→ SHORT EXERCISE
Reproduce the rows from the first one through the line containing "q4-option-c: C. 赤霉素能促进果柄伸长，使无籽葡萄的果实增大", substituting "enclosing rectangle" for "bounding box" and keeping everything else the same.

→ RECORDED DATA
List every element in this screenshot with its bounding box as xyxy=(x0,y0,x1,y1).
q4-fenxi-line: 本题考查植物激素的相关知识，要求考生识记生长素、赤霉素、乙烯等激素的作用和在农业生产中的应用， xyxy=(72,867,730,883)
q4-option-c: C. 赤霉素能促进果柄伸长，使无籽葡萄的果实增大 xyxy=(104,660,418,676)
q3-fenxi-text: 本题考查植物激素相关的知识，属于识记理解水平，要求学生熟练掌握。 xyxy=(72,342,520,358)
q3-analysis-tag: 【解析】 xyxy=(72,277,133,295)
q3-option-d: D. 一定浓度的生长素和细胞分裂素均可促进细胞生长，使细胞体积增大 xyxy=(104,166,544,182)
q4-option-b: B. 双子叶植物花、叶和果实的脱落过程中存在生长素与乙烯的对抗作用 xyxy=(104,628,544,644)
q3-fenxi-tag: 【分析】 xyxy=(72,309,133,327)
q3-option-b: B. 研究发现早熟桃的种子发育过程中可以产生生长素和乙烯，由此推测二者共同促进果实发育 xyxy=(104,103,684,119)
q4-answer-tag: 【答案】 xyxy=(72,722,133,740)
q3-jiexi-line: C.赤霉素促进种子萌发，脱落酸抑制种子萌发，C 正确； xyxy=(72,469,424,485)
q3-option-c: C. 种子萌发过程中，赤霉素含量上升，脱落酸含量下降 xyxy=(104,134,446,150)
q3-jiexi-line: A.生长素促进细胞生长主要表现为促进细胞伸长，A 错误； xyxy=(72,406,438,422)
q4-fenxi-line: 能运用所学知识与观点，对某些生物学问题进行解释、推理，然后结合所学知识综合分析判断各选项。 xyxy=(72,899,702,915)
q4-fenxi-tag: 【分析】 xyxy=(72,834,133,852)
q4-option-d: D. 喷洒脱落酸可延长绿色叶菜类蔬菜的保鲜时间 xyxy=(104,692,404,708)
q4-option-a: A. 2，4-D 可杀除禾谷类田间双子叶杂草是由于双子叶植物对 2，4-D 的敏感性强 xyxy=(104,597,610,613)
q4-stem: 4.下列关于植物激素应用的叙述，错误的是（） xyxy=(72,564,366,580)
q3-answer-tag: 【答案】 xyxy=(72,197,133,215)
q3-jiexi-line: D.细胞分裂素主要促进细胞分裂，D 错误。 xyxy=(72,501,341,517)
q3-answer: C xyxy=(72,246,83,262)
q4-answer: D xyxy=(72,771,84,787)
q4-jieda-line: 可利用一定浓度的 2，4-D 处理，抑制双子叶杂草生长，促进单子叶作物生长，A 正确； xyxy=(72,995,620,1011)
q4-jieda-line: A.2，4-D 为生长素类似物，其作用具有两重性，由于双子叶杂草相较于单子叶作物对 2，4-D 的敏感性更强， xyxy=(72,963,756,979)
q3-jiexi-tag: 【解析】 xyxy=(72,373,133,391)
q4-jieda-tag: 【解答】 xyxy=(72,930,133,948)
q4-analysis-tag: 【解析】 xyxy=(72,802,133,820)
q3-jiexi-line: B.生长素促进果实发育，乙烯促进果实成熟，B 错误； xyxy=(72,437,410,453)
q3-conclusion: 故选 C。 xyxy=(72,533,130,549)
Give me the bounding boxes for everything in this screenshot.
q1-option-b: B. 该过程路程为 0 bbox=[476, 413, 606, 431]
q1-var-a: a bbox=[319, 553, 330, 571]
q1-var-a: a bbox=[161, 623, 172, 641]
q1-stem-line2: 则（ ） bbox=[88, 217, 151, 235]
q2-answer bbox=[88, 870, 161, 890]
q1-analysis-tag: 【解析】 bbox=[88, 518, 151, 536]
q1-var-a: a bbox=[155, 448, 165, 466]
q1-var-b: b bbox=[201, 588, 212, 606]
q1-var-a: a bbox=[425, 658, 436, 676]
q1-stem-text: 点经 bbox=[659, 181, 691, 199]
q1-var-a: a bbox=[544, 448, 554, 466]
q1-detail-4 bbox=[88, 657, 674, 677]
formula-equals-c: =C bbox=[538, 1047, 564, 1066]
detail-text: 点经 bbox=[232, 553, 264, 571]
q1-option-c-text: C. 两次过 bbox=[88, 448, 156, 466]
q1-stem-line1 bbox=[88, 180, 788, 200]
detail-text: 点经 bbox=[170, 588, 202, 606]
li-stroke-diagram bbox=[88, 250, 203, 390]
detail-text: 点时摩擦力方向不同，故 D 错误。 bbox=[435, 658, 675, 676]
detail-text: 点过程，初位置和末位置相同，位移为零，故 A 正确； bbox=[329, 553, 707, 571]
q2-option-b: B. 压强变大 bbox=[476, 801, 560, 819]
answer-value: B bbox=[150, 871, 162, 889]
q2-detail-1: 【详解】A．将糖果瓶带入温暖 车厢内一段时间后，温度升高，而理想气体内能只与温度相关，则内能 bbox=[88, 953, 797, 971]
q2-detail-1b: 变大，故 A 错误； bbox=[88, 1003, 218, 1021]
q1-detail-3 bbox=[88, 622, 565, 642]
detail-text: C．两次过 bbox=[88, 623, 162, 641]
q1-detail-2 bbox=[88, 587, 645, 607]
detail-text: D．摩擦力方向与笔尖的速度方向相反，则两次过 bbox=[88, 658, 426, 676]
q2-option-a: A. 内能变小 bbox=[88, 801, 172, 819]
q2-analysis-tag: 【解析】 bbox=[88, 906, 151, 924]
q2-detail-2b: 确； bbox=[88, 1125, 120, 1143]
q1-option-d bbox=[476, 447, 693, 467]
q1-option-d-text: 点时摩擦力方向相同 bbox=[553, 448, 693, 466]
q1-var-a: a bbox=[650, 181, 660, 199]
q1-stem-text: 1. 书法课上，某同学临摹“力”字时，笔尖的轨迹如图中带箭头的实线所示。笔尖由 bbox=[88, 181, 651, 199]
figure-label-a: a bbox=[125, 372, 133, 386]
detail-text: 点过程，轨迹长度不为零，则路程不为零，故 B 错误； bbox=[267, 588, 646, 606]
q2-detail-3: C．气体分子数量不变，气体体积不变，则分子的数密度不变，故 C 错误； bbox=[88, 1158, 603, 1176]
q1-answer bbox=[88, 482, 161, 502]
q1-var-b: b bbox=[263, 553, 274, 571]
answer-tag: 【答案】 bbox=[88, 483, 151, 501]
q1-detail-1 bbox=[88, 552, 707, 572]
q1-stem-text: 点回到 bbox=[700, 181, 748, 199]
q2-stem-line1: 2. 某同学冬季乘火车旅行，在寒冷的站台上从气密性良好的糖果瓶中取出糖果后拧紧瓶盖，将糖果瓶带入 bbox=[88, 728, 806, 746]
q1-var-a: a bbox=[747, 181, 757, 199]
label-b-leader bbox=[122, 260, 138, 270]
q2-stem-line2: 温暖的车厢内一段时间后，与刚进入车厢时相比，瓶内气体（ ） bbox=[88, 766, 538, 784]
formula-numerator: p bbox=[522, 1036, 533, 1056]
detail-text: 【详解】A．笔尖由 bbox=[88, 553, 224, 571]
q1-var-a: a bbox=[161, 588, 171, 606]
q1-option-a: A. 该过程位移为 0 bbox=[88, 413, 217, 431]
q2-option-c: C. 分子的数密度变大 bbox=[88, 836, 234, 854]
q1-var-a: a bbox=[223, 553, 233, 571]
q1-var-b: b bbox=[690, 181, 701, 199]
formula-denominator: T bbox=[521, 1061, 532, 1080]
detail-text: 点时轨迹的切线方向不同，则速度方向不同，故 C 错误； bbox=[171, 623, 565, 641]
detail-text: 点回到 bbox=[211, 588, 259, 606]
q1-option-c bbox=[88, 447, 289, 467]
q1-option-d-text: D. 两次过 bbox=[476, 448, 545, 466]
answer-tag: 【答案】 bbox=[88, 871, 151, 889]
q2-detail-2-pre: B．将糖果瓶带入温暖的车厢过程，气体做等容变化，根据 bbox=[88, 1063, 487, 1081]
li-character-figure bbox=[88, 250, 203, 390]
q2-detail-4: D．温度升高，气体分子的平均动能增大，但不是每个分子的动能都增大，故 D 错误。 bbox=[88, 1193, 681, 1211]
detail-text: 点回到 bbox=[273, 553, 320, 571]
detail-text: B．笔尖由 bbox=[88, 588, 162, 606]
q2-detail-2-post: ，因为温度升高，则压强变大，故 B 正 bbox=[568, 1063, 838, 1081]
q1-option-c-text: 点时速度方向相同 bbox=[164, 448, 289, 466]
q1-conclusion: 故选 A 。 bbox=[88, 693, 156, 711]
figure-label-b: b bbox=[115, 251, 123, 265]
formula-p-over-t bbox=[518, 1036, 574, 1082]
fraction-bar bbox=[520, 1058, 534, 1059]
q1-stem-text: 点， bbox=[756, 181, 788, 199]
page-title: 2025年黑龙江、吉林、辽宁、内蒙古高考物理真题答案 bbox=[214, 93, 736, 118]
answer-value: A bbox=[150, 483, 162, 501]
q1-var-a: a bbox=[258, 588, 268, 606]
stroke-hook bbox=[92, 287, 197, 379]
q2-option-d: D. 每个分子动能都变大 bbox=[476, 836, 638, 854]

→ RESPONSE
List every element in this screenshot with its enclosing rectangle as xyxy=(x0,y0,x1,y1).
q4-fenxi-line: 本题考查植物激素的相关知识，要求考生识记生长素、赤霉素、乙烯等激素的作用和在农业生产中的应用， xyxy=(72,867,730,883)
q4-option-c: C. 赤霉素能促进果柄伸长，使无籽葡萄的果实增大 xyxy=(104,660,418,676)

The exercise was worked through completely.